(Data entries for graphics)
____________
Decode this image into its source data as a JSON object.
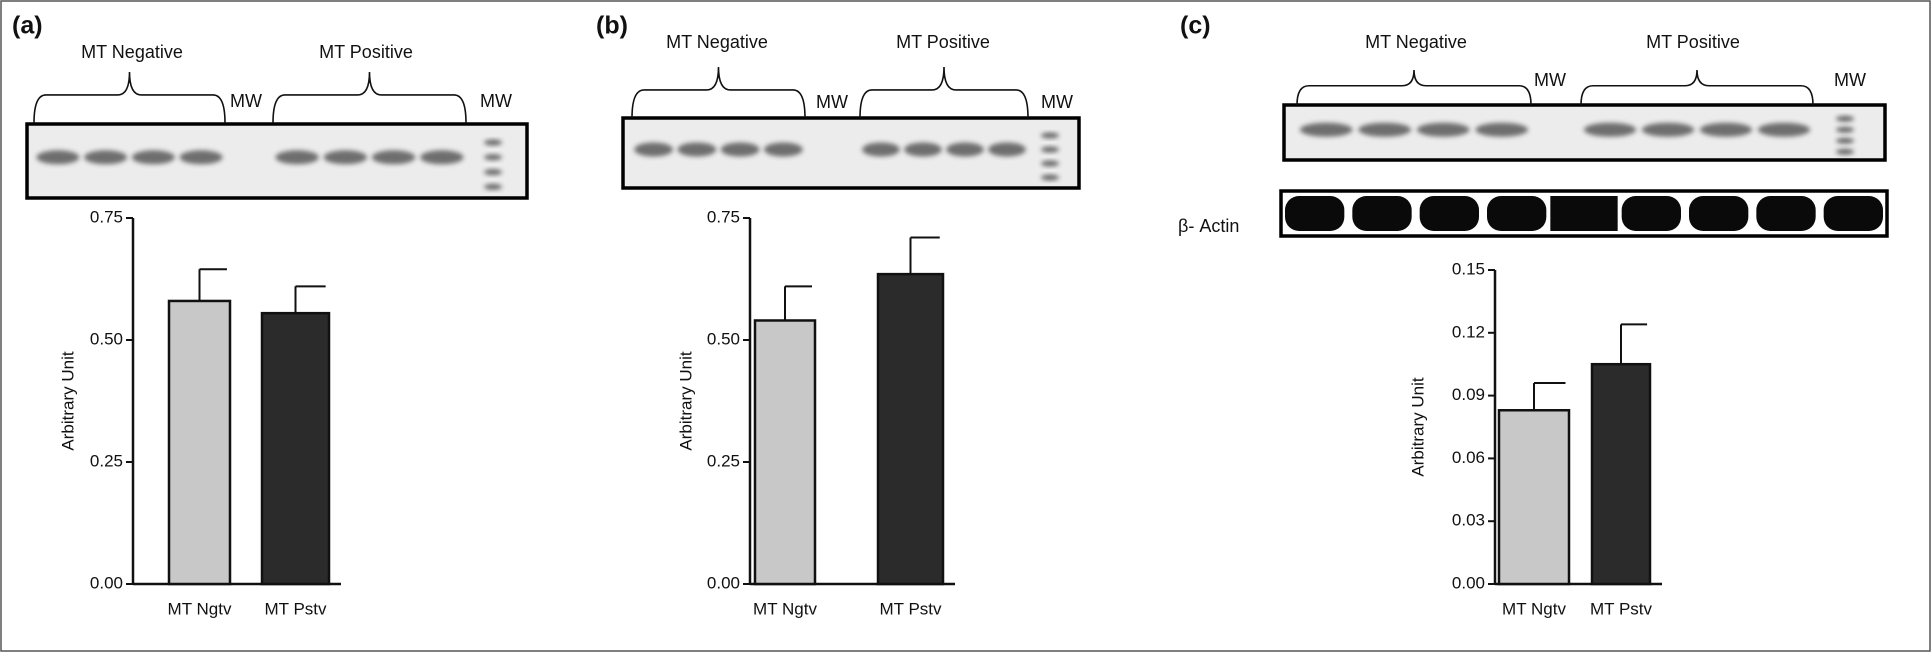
{
  "chart_data": [
    {
      "type": "bar",
      "panel": "(a)",
      "blot": {
        "groups": [
          "MT Negative",
          "MT Positive"
        ],
        "markers": [
          "MW",
          "MW"
        ]
      },
      "categories": [
        "MT Ngtv",
        "MT Pstv"
      ],
      "values": [
        0.58,
        0.555
      ],
      "errors": [
        0.065,
        0.055
      ],
      "colors": [
        "#c8c8c8",
        "#2b2b2b"
      ],
      "ylabel": "Arbitrary Unit",
      "ylim": [
        0,
        0.75
      ],
      "yticks": [
        {
          "value": 0,
          "label": "0.00"
        },
        0.25,
        {
          "value": 0.5,
          "label": "0.50"
        },
        0.75
      ]
    },
    {
      "type": "bar",
      "panel": "(b)",
      "blot": {
        "groups": [
          "MT Negative",
          "MT Positive"
        ],
        "markers": [
          "MW",
          "MW"
        ]
      },
      "categories": [
        "MT Ngtv",
        "MT Pstv"
      ],
      "values": [
        0.54,
        0.635
      ],
      "errors": [
        0.07,
        0.075
      ],
      "colors": [
        "#c8c8c8",
        "#2b2b2b"
      ],
      "ylabel": "Arbitrary Unit",
      "ylim": [
        0,
        0.75
      ],
      "yticks": [
        {
          "value": 0,
          "label": "0.00"
        },
        0.25,
        {
          "value": 0.5,
          "label": "0.50"
        },
        0.75
      ]
    },
    {
      "type": "bar",
      "panel": "(c)",
      "blot": {
        "groups": [
          "MT Negative",
          "MT Positive"
        ],
        "markers": [
          "MW",
          "MW"
        ],
        "loading_control": "β- Actin"
      },
      "categories": [
        "MT Ngtv",
        "MT Pstv"
      ],
      "values": [
        0.083,
        0.105
      ],
      "errors": [
        0.013,
        0.019
      ],
      "colors": [
        "#c8c8c8",
        "#2b2b2b"
      ],
      "ylabel": "Arbitrary Unit",
      "ylim": [
        0,
        0.15
      ],
      "yticks": [
        {
          "value": 0,
          "label": "0.00"
        },
        0.03,
        0.06,
        0.09,
        0.12,
        0.15
      ]
    }
  ]
}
____________
__EXERCISE DETAILS__. Will you restate every entry word for word and omit the images?

__THE OUTPUT__.
Decode this image into its source data as a JSON object.
{
  "chart_data": [
    {
      "type": "bar",
      "panel": "(a)",
      "blot": {
        "groups": [
          "MT Negative",
          "MT Positive"
        ],
        "markers": [
          "MW",
          "MW"
        ]
      },
      "categories": [
        "MT Ngtv",
        "MT Pstv"
      ],
      "values": [
        0.58,
        0.555
      ],
      "errors": [
        0.065,
        0.055
      ],
      "colors": [
        "#c8c8c8",
        "#2b2b2b"
      ],
      "ylabel": "Arbitrary Unit",
      "ylim": [
        0,
        0.75
      ],
      "yticks": [
        {
          "value": 0,
          "label": "0.00"
        },
        0.25,
        {
          "value": 0.5,
          "label": "0.50"
        },
        0.75
      ]
    },
    {
      "type": "bar",
      "panel": "(b)",
      "blot": {
        "groups": [
          "MT Negative",
          "MT Positive"
        ],
        "markers": [
          "MW",
          "MW"
        ]
      },
      "categories": [
        "MT Ngtv",
        "MT Pstv"
      ],
      "values": [
        0.54,
        0.635
      ],
      "errors": [
        0.07,
        0.075
      ],
      "colors": [
        "#c8c8c8",
        "#2b2b2b"
      ],
      "ylabel": "Arbitrary Unit",
      "ylim": [
        0,
        0.75
      ],
      "yticks": [
        {
          "value": 0,
          "label": "0.00"
        },
        0.25,
        {
          "value": 0.5,
          "label": "0.50"
        },
        0.75
      ]
    },
    {
      "type": "bar",
      "panel": "(c)",
      "blot": {
        "groups": [
          "MT Negative",
          "MT Positive"
        ],
        "markers": [
          "MW",
          "MW"
        ],
        "loading_control": "β- Actin"
      },
      "categories": [
        "MT Ngtv",
        "MT Pstv"
      ],
      "values": [
        0.083,
        0.105
      ],
      "errors": [
        0.013,
        0.019
      ],
      "colors": [
        "#c8c8c8",
        "#2b2b2b"
      ],
      "ylabel": "Arbitrary Unit",
      "ylim": [
        0,
        0.15
      ],
      "yticks": [
        {
          "value": 0,
          "label": "0.00"
        },
        0.03,
        0.06,
        0.09,
        0.12,
        0.15
      ]
    }
  ]
}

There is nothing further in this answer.